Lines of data

****

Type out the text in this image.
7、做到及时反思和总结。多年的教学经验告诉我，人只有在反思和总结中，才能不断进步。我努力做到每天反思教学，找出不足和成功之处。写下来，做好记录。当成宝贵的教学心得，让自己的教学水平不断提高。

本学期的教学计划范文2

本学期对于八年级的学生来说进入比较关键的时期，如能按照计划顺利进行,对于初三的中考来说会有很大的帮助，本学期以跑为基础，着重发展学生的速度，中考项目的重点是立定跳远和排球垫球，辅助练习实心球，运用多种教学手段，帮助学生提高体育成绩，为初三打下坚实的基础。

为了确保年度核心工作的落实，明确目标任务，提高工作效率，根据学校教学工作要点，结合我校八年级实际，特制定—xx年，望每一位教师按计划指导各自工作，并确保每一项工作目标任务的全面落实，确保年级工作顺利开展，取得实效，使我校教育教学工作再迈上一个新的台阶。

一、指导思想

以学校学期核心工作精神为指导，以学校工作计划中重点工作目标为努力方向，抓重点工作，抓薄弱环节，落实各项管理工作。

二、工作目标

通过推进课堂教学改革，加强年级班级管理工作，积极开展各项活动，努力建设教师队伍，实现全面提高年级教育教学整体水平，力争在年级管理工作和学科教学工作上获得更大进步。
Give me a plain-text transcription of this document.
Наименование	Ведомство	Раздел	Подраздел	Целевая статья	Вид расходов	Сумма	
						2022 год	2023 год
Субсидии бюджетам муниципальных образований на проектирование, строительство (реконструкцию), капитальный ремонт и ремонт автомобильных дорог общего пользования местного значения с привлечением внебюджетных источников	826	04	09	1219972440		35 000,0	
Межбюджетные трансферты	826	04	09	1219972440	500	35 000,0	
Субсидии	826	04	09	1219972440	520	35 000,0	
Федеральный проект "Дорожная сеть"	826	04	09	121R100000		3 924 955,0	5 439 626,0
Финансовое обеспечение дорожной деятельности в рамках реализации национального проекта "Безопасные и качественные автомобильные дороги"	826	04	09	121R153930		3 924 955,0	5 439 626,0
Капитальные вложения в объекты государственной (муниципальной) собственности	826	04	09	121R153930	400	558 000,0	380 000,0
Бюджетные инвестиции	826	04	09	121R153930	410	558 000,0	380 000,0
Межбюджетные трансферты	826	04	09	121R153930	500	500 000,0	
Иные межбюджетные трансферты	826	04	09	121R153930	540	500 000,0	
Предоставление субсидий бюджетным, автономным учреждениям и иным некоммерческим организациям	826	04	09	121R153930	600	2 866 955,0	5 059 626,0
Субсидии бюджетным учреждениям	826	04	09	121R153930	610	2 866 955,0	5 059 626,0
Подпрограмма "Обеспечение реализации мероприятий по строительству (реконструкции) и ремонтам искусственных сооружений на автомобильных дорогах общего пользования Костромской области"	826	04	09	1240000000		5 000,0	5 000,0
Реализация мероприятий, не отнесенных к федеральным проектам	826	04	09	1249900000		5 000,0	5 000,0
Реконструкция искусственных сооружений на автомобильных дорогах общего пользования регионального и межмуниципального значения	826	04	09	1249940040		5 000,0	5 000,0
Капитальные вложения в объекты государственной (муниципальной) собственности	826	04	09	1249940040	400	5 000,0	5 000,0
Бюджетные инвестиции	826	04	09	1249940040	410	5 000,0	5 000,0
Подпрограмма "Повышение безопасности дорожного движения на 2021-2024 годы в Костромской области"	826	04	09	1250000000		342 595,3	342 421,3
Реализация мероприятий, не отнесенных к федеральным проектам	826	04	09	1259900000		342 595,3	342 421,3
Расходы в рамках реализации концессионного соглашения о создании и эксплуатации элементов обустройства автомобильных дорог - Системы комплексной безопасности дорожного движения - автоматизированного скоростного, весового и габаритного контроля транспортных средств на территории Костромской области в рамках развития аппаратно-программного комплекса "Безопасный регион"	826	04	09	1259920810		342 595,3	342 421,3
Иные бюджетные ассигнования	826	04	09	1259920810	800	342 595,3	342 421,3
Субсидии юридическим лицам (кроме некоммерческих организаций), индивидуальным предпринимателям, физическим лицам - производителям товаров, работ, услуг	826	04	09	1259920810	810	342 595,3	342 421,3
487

****

WHAT TO DO: Write out the records shown above, exactly as they appear.

WRITTEN RESPONSE:
Type out the text in this image.
7、做到及时反思和总结。多年的教学经验告诉我，人只有在反思和总结中，才能不断进步。我努力做到每天反思教学，找出不足和成功之处。写下来，做好记录。当成宝贵的教学心得，让自己的教学水平不断提高。

本学期的教学计划范文2

本学期对于八年级的学生来说进入比较关键的时期，如能按照计划顺利进行,对于初三的中考来说会有很大的帮助，本学期以跑为基础，着重发展学生的速度，中考项目的重点是立定跳远和排球垫球，辅助练习实心球，运用多种教学手段，帮助学生提高体育成绩，为初三打下坚实的基础。

为了确保年度核心工作的落实，明确目标任务，提高工作效率，根据学校教学工作要点，结合我校八年级实际，特制定—xx年，望每一位教师按计划指导各自工作，并确保每一项工作目标任务的全面落实，确保年级工作顺利开展，取得实效，使我校教育教学工作再迈上一个新的台阶。

一、指导思想

以学校学期核心工作精神为指导，以学校工作计划中重点工作目标为努力方向，抓重点工作，抓薄弱环节，落实各项管理工作。

二、工作目标

通过推进课堂教学改革，加强年级班级管理工作，积极开展各项活动，努力建设教师队伍，实现全面提高年级教育教学整体水平，力争在年级管理工作和学科教学工作上获得更大进步。
Give me a plain-text transcription of this document.
Наименование	Ведомство	Раздел	Подраздел	Целевая статья	Вид расходов	Сумма	
						2022 год	2023 год
Субсидии бюджетам муниципальных образований на проектирование, строительство (реконструкцию), капитальный ремонт и ремонт автомобильных дорог общего пользования местного значения с привлечением внебюджетных источников	826	04	09	1219972440		35 000,0	
Межбюджетные трансферты	826	04	09	1219972440	500	35 000,0	
Субсидии	826	04	09	1219972440	520	35 000,0	
Федеральный проект "Дорожная сеть"	826	04	09	121R100000		3 924 955,0	5 439 626,0
Финансовое обеспечение дорожной деятельности в рамках реализации национального проекта "Безопасные и качественные автомобильные дороги"	826	04	09	121R153930		3 924 955,0	5 439 626,0
Капитальные вложения в объекты государственной (муниципальной) собственности	826	04	09	121R153930	400	558 000,0	380 000,0
Бюджетные инвестиции	826	04	09	121R153930	410	558 000,0	380 000,0
Межбюджетные трансферты	826	04	09	121R153930	500	500 000,0	
Иные межбюджетные трансферты	826	04	09	121R153930	540	500 000,0	
Предоставление субсидий бюджетным, автономным учреждениям и иным некоммерческим организациям	826	04	09	121R153930	600	2 866 955,0	5 059 626,0
Субсидии бюджетным учреждениям	826	04	09	121R153930	610	2 866 955,0	5 059 626,0
Подпрограмма "Обеспечение реализации мероприятий по строительству (реконструкции) и ремонтам искусственных сооружений на автомобильных дорогах общего пользования Костромской области"	826	04	09	1240000000		5 000,0	5 000,0
Реализация мероприятий, не отнесенных к федеральным проектам	826	04	09	1249900000		5 000,0	5 000,0
Реконструкция искусственных сооружений на автомобильных дорогах общего пользования регионального и межмуниципального значения	826	04	09	1249940040		5 000,0	5 000,0
Капитальные вложения в объекты государственной (муниципальной) собственности	826	04	09	1249940040	400	5 000,0	5 000,0
Бюджетные инвестиции	826	04	09	1249940040	410	5 000,0	5 000,0
Подпрограмма "Повышение безопасности дорожного движения на 2021-2024 годы в Костромской области"	826	04	09	1250000000		342 595,3	342 421,3
Реализация мероприятий, не отнесенных к федеральным проектам	826	04	09	1259900000		342 595,3	342 421,3
Расходы в рамках реализации концессионного соглашения о создании и эксплуатации элементов обустройства автомобильных дорог - Системы комплексной безопасности дорожного движения - автоматизированного скоростного, весового и габаритного контроля транспортных средств на территории Костромской области в рамках развития аппаратно-программного комплекса "Безопасный регион"	826	04	09	1259920810		342 595,3	342 421,3
Иные бюджетные ассигнования	826	04	09	1259920810	800	342 595,3	342 421,3
Субсидии юридическим лицам (кроме некоммерческих организаций), индивидуальным предпринимателям, физическим лицам - производителям товаров, работ, услуг	826	04	09	1259920810	810	342 595,3	342 421,3
487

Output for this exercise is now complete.